DATA FOR THE TASK
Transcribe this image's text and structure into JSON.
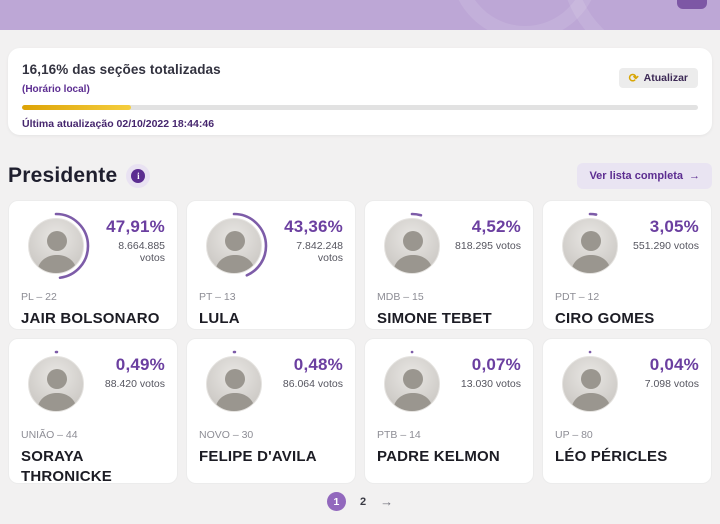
{
  "header": {
    "bar_color": "#bda7d6",
    "cut_button_color": "#7d57a5"
  },
  "totalization": {
    "title": "16,16% das seções totalizadas",
    "subtitle": "(Horário local)",
    "progress_percent": 16.16,
    "last_update": "Última atualização 02/10/2022 18:44:46",
    "refresh_label": "Atualizar",
    "refresh_icon": "⟳"
  },
  "section": {
    "title": "Presidente",
    "info_icon": "i",
    "view_full_list_label": "Ver lista completa",
    "arrow": "→"
  },
  "candidates": [
    {
      "name": "JAIR BOLSONARO",
      "party": "PL – 22",
      "percent": "47,91%",
      "percent_value": 47.91,
      "votes": "8.664.885 votos"
    },
    {
      "name": "LULA",
      "party": "PT – 13",
      "percent": "43,36%",
      "percent_value": 43.36,
      "votes": "7.842.248 votos"
    },
    {
      "name": "SIMONE TEBET",
      "party": "MDB – 15",
      "percent": "4,52%",
      "percent_value": 4.52,
      "votes": "818.295 votos"
    },
    {
      "name": "CIRO GOMES",
      "party": "PDT – 12",
      "percent": "3,05%",
      "percent_value": 3.05,
      "votes": "551.290 votos"
    },
    {
      "name": "SORAYA THRONICKE",
      "party": "UNIÃO – 44",
      "percent": "0,49%",
      "percent_value": 0.49,
      "votes": "88.420 votos"
    },
    {
      "name": "FELIPE D'AVILA",
      "party": "NOVO – 30",
      "percent": "0,48%",
      "percent_value": 0.48,
      "votes": "86.064 votos"
    },
    {
      "name": "PADRE KELMON",
      "party": "PTB – 14",
      "percent": "0,07%",
      "percent_value": 0.07,
      "votes": "13.030 votos"
    },
    {
      "name": "LÉO PÉRICLES",
      "party": "UP – 80",
      "percent": "0,04%",
      "percent_value": 0.04,
      "votes": "7.098 votos"
    }
  ],
  "pagination": {
    "active_page": "1",
    "page_2": "2",
    "next_arrow": "→"
  },
  "colors": {
    "accent_purple": "#5c2d91",
    "percent_purple": "#6b3fa0",
    "ring_purple": "#7d5ca8",
    "progress_yellow": "#eab00d",
    "background": "#f2f1f1",
    "active_page_circle": "#9268bd"
  }
}
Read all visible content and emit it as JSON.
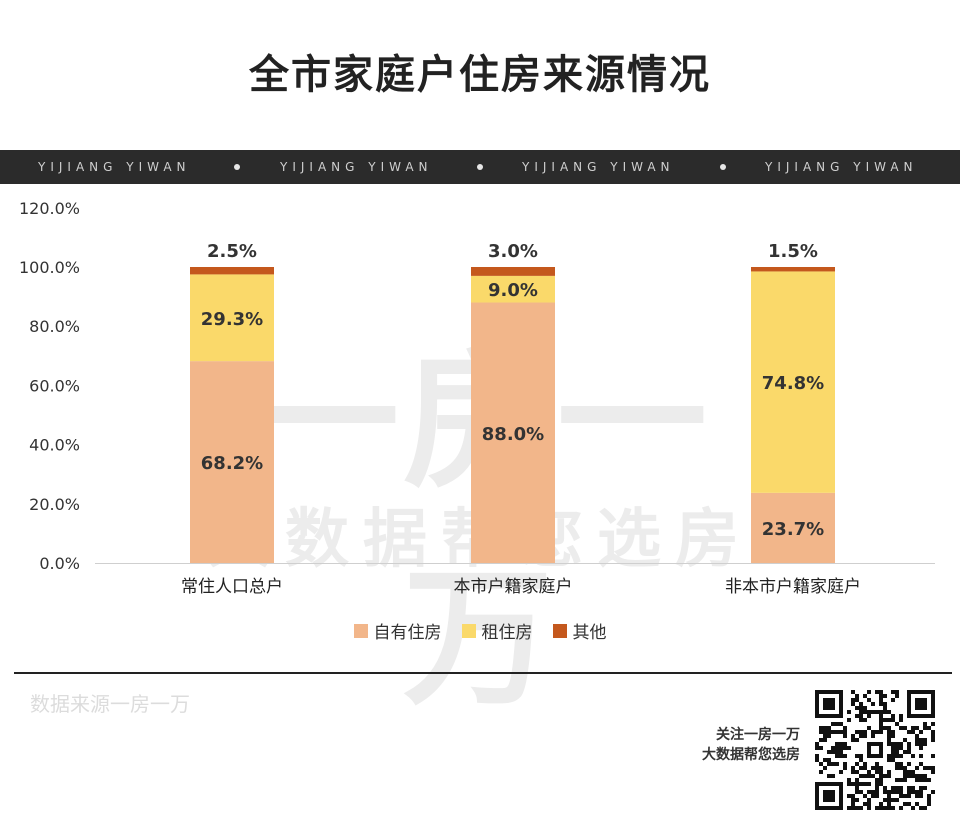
{
  "title": "全市家庭户住房来源情况",
  "watermark_band": {
    "items": [
      "YIJIANG YIWAN",
      "YIJIANG YIWAN",
      "YIJIANG YIWAN",
      "YIJIANG YIWAN"
    ]
  },
  "watermark": {
    "big": "一房一万",
    "small": "大数据帮您选房"
  },
  "source_text": "数据来源一房一万",
  "promo": {
    "line1": "关注一房一万",
    "line2": "大数据帮您选房"
  },
  "colors": {
    "owned": "#f2b68a",
    "rented": "#fad96a",
    "other": "#c4581d"
  },
  "chart_data": {
    "type": "bar",
    "stacked": true,
    "categories": [
      "常住人口总户",
      "本市户籍家庭户",
      "非本市户籍家庭户"
    ],
    "series": [
      {
        "name": "自有住房",
        "values": [
          68.2,
          88.0,
          23.7
        ],
        "labels": [
          "68.2%",
          "88.0%",
          "23.7%"
        ]
      },
      {
        "name": "租住房",
        "values": [
          29.3,
          9.0,
          74.8
        ],
        "labels": [
          "29.3%",
          "9.0%",
          "74.8%"
        ]
      },
      {
        "name": "其他",
        "values": [
          2.5,
          3.0,
          1.5
        ],
        "labels": [
          "2.5%",
          "3.0%",
          "1.5%"
        ]
      }
    ],
    "yticks": [
      "0.0%",
      "20.0%",
      "40.0%",
      "60.0%",
      "80.0%",
      "100.0%",
      "120.0%"
    ],
    "ylim": [
      0,
      120
    ],
    "grid": false,
    "legend_position": "bottom"
  }
}
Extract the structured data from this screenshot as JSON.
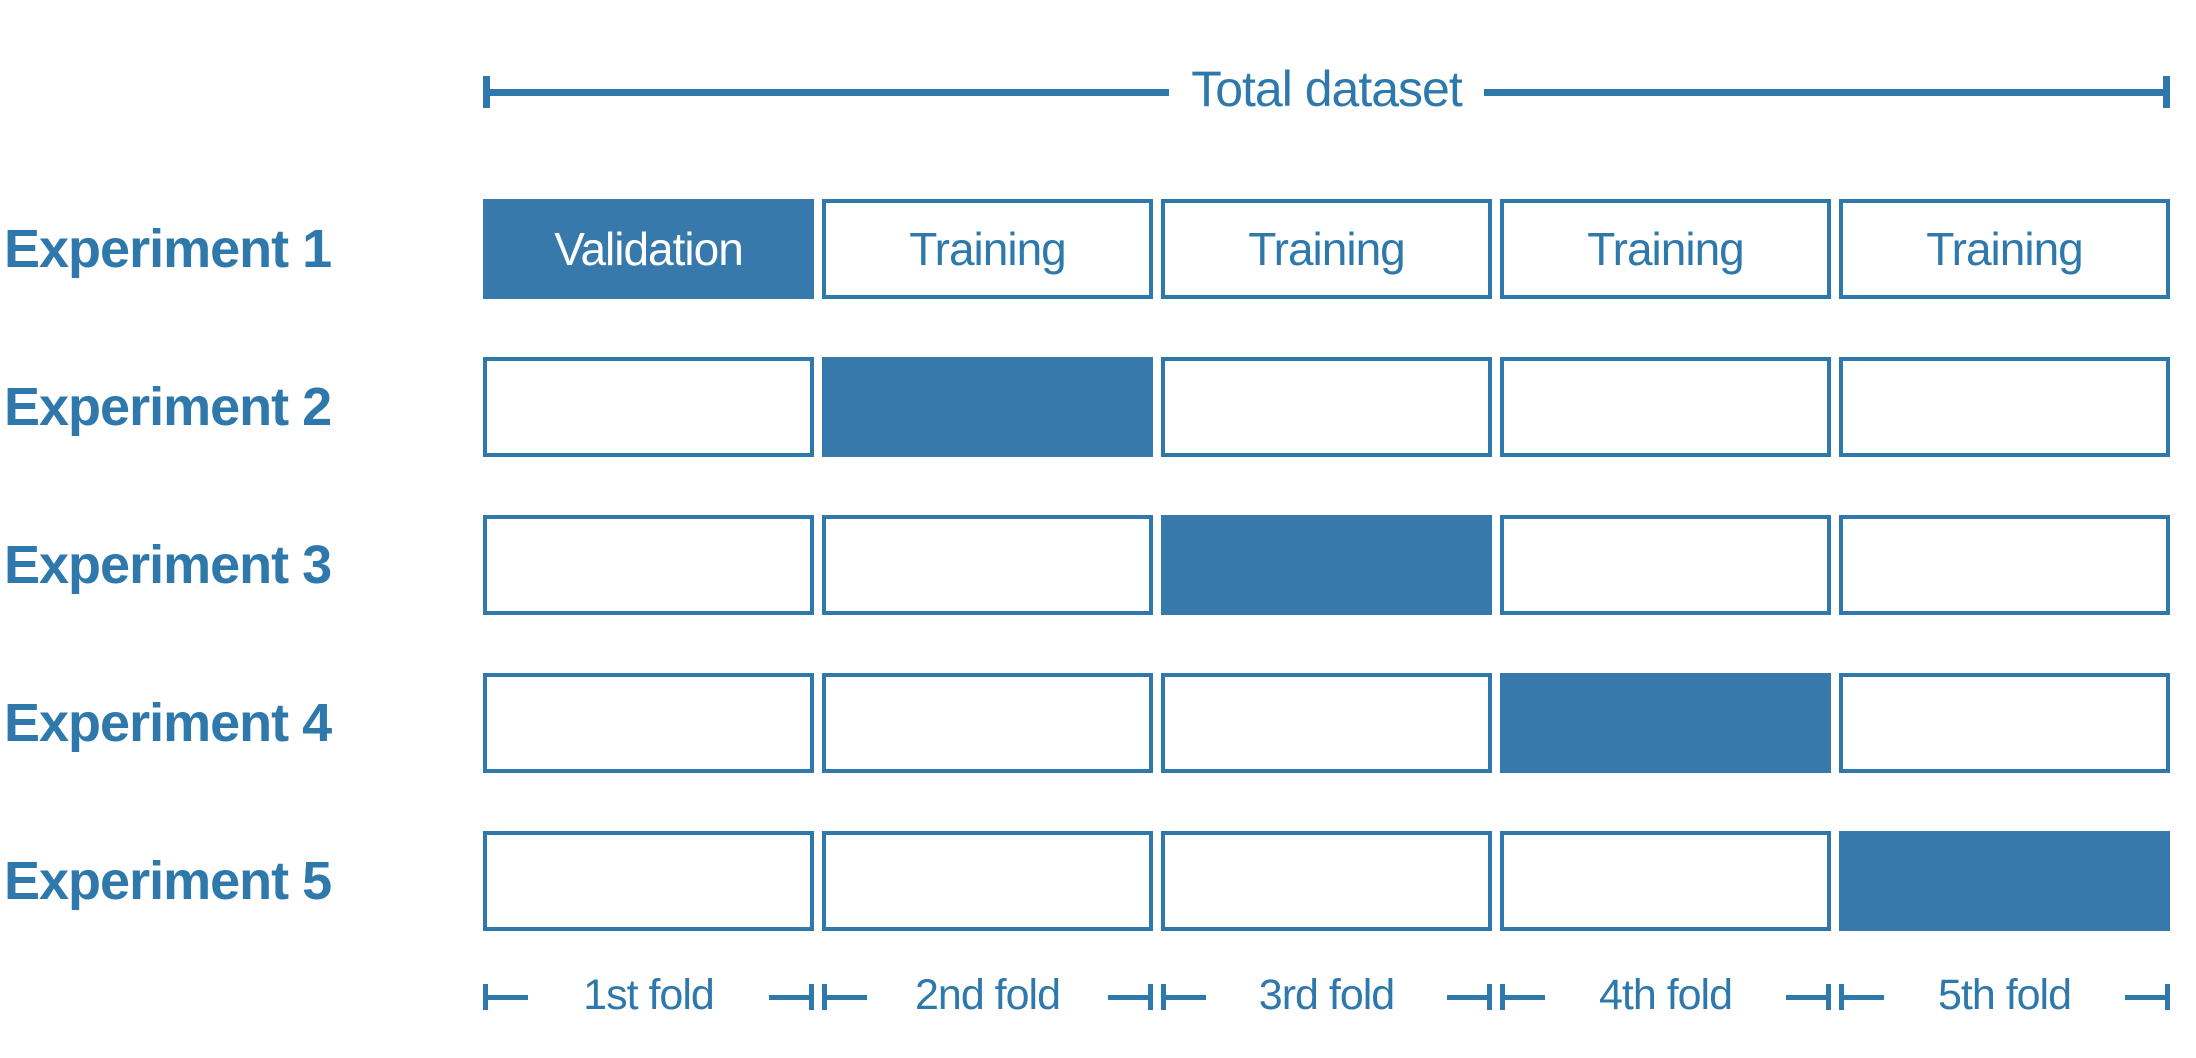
{
  "colors": {
    "accent_blue": "#2E78AC",
    "fill_blue": "#3879AB",
    "text_blue": "#2E78AC",
    "white": "#FFFFFF"
  },
  "header": {
    "label": "Total dataset"
  },
  "experiments": [
    {
      "label": "Experiment 1",
      "cells": [
        {
          "text": "Validation",
          "filled": true
        },
        {
          "text": "Training",
          "filled": false
        },
        {
          "text": "Training",
          "filled": false
        },
        {
          "text": "Training",
          "filled": false
        },
        {
          "text": "Training",
          "filled": false
        }
      ]
    },
    {
      "label": "Experiment 2",
      "cells": [
        {
          "text": "",
          "filled": false
        },
        {
          "text": "",
          "filled": true
        },
        {
          "text": "",
          "filled": false
        },
        {
          "text": "",
          "filled": false
        },
        {
          "text": "",
          "filled": false
        }
      ]
    },
    {
      "label": "Experiment 3",
      "cells": [
        {
          "text": "",
          "filled": false
        },
        {
          "text": "",
          "filled": false
        },
        {
          "text": "",
          "filled": true
        },
        {
          "text": "",
          "filled": false
        },
        {
          "text": "",
          "filled": false
        }
      ]
    },
    {
      "label": "Experiment 4",
      "cells": [
        {
          "text": "",
          "filled": false
        },
        {
          "text": "",
          "filled": false
        },
        {
          "text": "",
          "filled": false
        },
        {
          "text": "",
          "filled": true
        },
        {
          "text": "",
          "filled": false
        }
      ]
    },
    {
      "label": "Experiment 5",
      "cells": [
        {
          "text": "",
          "filled": false
        },
        {
          "text": "",
          "filled": false
        },
        {
          "text": "",
          "filled": false
        },
        {
          "text": "",
          "filled": false
        },
        {
          "text": "",
          "filled": true
        }
      ]
    }
  ],
  "folds": [
    {
      "label": "1st fold"
    },
    {
      "label": "2nd fold"
    },
    {
      "label": "3rd fold"
    },
    {
      "label": "4th fold"
    },
    {
      "label": "5th fold"
    }
  ]
}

TO DO
Reproduce all entries without any change, and omit the pictures.

SOLUTION
Transcribe this image's text and structure into JSON.
{
  "header": {
    "bar_color": "#bda7d6",
    "cut_button_color": "#7d57a5"
  },
  "totalization": {
    "title": "16,16% das seções totalizadas",
    "subtitle": "(Horário local)",
    "progress_percent": 16.16,
    "last_update": "Última atualização 02/10/2022 18:44:46",
    "refresh_label": "Atualizar",
    "refresh_icon": "⟳"
  },
  "section": {
    "title": "Presidente",
    "info_icon": "i",
    "view_full_list_label": "Ver lista completa",
    "arrow": "→"
  },
  "candidates": [
    {
      "name": "JAIR BOLSONARO",
      "party": "PL – 22",
      "percent": "47,91%",
      "percent_value": 47.91,
      "votes": "8.664.885 votos"
    },
    {
      "name": "LULA",
      "party": "PT – 13",
      "percent": "43,36%",
      "percent_value": 43.36,
      "votes": "7.842.248 votos"
    },
    {
      "name": "SIMONE TEBET",
      "party": "MDB – 15",
      "percent": "4,52%",
      "percent_value": 4.52,
      "votes": "818.295 votos"
    },
    {
      "name": "CIRO GOMES",
      "party": "PDT – 12",
      "percent": "3,05%",
      "percent_value": 3.05,
      "votes": "551.290 votos"
    },
    {
      "name": "SORAYA THRONICKE",
      "party": "UNIÃO – 44",
      "percent": "0,49%",
      "percent_value": 0.49,
      "votes": "88.420 votos"
    },
    {
      "name": "FELIPE D'AVILA",
      "party": "NOVO – 30",
      "percent": "0,48%",
      "percent_value": 0.48,
      "votes": "86.064 votos"
    },
    {
      "name": "PADRE KELMON",
      "party": "PTB – 14",
      "percent": "0,07%",
      "percent_value": 0.07,
      "votes": "13.030 votos"
    },
    {
      "name": "LÉO PÉRICLES",
      "party": "UP – 80",
      "percent": "0,04%",
      "percent_value": 0.04,
      "votes": "7.098 votos"
    }
  ],
  "pagination": {
    "active_page": "1",
    "page_2": "2",
    "next_arrow": "→"
  },
  "colors": {
    "accent_purple": "#5c2d91",
    "percent_purple": "#6b3fa0",
    "ring_purple": "#7d5ca8",
    "progress_yellow": "#eab00d",
    "background": "#f2f1f1",
    "active_page_circle": "#9268bd"
  }
}
Read all visible content and emit it as JSON.
{
  "title": "全市家庭户住房来源情况",
  "watermark_band": {
    "items": [
      "YIJIANG YIWAN",
      "YIJIANG YIWAN",
      "YIJIANG YIWAN",
      "YIJIANG YIWAN"
    ]
  },
  "watermark": {
    "big": "一房一万",
    "small": "大数据帮您选房"
  },
  "source_text": "数据来源一房一万",
  "promo": {
    "line1": "关注一房一万",
    "line2": "大数据帮您选房"
  },
  "colors": {
    "owned": "#f2b68a",
    "rented": "#fad96a",
    "other": "#c4581d"
  },
  "chart_data": {
    "type": "bar",
    "stacked": true,
    "categories": [
      "常住人口总户",
      "本市户籍家庭户",
      "非本市户籍家庭户"
    ],
    "series": [
      {
        "name": "自有住房",
        "values": [
          68.2,
          88.0,
          23.7
        ],
        "labels": [
          "68.2%",
          "88.0%",
          "23.7%"
        ]
      },
      {
        "name": "租住房",
        "values": [
          29.3,
          9.0,
          74.8
        ],
        "labels": [
          "29.3%",
          "9.0%",
          "74.8%"
        ]
      },
      {
        "name": "其他",
        "values": [
          2.5,
          3.0,
          1.5
        ],
        "labels": [
          "2.5%",
          "3.0%",
          "1.5%"
        ]
      }
    ],
    "yticks": [
      "0.0%",
      "20.0%",
      "40.0%",
      "60.0%",
      "80.0%",
      "100.0%",
      "120.0%"
    ],
    "ylim": [
      0,
      120
    ],
    "grid": false,
    "legend_position": "bottom"
  }
}
Extract the structured data from this screenshot as JSON.
{
  "colors": {
    "accent_blue": "#2E78AC",
    "fill_blue": "#3879AB",
    "text_blue": "#2E78AC",
    "white": "#FFFFFF"
  },
  "header": {
    "label": "Total dataset"
  },
  "experiments": [
    {
      "label": "Experiment 1",
      "cells": [
        {
          "text": "Validation",
          "filled": true
        },
        {
          "text": "Training",
          "filled": false
        },
        {
          "text": "Training",
          "filled": false
        },
        {
          "text": "Training",
          "filled": false
        },
        {
          "text": "Training",
          "filled": false
        }
      ]
    },
    {
      "label": "Experiment 2",
      "cells": [
        {
          "text": "",
          "filled": false
        },
        {
          "text": "",
          "filled": true
        },
        {
          "text": "",
          "filled": false
        },
        {
          "text": "",
          "filled": false
        },
        {
          "text": "",
          "filled": false
        }
      ]
    },
    {
      "label": "Experiment 3",
      "cells": [
        {
          "text": "",
          "filled": false
        },
        {
          "text": "",
          "filled": false
        },
        {
          "text": "",
          "filled": true
        },
        {
          "text": "",
          "filled": false
        },
        {
          "text": "",
          "filled": false
        }
      ]
    },
    {
      "label": "Experiment 4",
      "cells": [
        {
          "text": "",
          "filled": false
        },
        {
          "text": "",
          "filled": false
        },
        {
          "text": "",
          "filled": false
        },
        {
          "text": "",
          "filled": true
        },
        {
          "text": "",
          "filled": false
        }
      ]
    },
    {
      "label": "Experiment 5",
      "cells": [
        {
          "text": "",
          "filled": false
        },
        {
          "text": "",
          "filled": false
        },
        {
          "text": "",
          "filled": false
        },
        {
          "text": "",
          "filled": false
        },
        {
          "text": "",
          "filled": true
        }
      ]
    }
  ],
  "folds": [
    {
      "label": "1st fold"
    },
    {
      "label": "2nd fold"
    },
    {
      "label": "3rd fold"
    },
    {
      "label": "4th fold"
    },
    {
      "label": "5th fold"
    }
  ]
}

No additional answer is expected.